• **Goal**
Return all lines with the word "this" in them.

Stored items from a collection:

>>>>

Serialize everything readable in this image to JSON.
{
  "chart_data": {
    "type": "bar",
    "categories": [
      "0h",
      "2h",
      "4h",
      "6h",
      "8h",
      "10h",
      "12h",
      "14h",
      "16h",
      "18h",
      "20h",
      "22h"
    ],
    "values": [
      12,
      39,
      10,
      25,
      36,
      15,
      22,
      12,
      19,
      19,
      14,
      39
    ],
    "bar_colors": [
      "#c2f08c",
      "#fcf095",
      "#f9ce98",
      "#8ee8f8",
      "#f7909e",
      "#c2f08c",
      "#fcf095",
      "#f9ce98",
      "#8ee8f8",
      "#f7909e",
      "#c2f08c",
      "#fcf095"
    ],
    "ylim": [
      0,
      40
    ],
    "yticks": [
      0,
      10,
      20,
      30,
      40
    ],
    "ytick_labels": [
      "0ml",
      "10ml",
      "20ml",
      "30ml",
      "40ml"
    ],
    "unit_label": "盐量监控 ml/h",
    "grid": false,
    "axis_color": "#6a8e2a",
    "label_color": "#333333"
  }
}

<<<<
>>>>

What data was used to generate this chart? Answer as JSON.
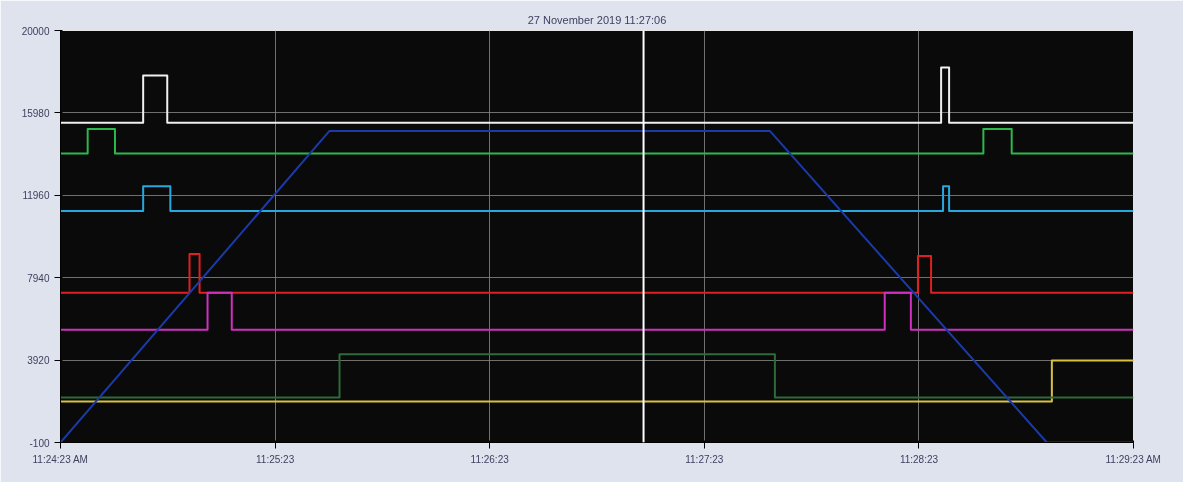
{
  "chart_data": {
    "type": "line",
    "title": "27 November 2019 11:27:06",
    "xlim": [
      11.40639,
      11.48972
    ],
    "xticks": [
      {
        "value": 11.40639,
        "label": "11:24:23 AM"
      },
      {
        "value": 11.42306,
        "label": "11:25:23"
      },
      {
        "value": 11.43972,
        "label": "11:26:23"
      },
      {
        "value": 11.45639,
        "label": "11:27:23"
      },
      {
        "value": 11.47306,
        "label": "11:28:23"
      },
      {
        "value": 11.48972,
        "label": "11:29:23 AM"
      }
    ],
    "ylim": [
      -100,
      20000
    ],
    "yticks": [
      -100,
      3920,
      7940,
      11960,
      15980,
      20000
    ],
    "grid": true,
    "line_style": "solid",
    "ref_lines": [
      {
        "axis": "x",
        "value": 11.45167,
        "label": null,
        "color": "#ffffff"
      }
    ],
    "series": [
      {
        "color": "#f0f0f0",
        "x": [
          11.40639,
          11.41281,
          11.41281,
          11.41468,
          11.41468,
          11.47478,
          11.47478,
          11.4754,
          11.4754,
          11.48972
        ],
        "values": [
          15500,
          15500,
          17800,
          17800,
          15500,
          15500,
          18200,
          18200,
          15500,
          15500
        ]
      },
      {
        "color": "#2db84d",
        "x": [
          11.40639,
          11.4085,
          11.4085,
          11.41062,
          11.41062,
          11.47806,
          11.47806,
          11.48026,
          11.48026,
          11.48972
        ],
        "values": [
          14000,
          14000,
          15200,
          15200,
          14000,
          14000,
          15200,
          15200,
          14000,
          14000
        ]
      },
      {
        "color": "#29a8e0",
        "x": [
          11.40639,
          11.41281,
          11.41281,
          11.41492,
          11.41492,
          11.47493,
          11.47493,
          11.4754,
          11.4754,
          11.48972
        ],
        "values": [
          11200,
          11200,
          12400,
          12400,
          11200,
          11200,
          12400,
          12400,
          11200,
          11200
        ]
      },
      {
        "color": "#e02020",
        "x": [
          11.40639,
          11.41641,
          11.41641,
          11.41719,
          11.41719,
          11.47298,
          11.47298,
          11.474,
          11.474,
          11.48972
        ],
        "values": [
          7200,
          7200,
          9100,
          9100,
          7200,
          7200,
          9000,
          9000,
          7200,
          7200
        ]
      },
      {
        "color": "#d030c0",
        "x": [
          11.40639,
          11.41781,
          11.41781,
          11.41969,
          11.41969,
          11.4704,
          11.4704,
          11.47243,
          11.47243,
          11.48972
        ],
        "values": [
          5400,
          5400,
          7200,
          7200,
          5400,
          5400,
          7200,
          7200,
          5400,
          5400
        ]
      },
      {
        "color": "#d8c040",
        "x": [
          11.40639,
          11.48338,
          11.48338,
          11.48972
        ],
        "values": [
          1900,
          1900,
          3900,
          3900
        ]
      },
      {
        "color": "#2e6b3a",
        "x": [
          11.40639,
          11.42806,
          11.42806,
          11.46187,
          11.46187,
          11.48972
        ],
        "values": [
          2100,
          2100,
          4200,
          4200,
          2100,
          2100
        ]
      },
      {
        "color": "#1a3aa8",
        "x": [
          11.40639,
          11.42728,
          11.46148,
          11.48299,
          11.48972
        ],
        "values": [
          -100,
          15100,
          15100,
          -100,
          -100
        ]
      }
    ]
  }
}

<<<<

• **Task response**
Serialize everything readable in this image to JSON.
What data was used to generate this chart? Answer as JSON.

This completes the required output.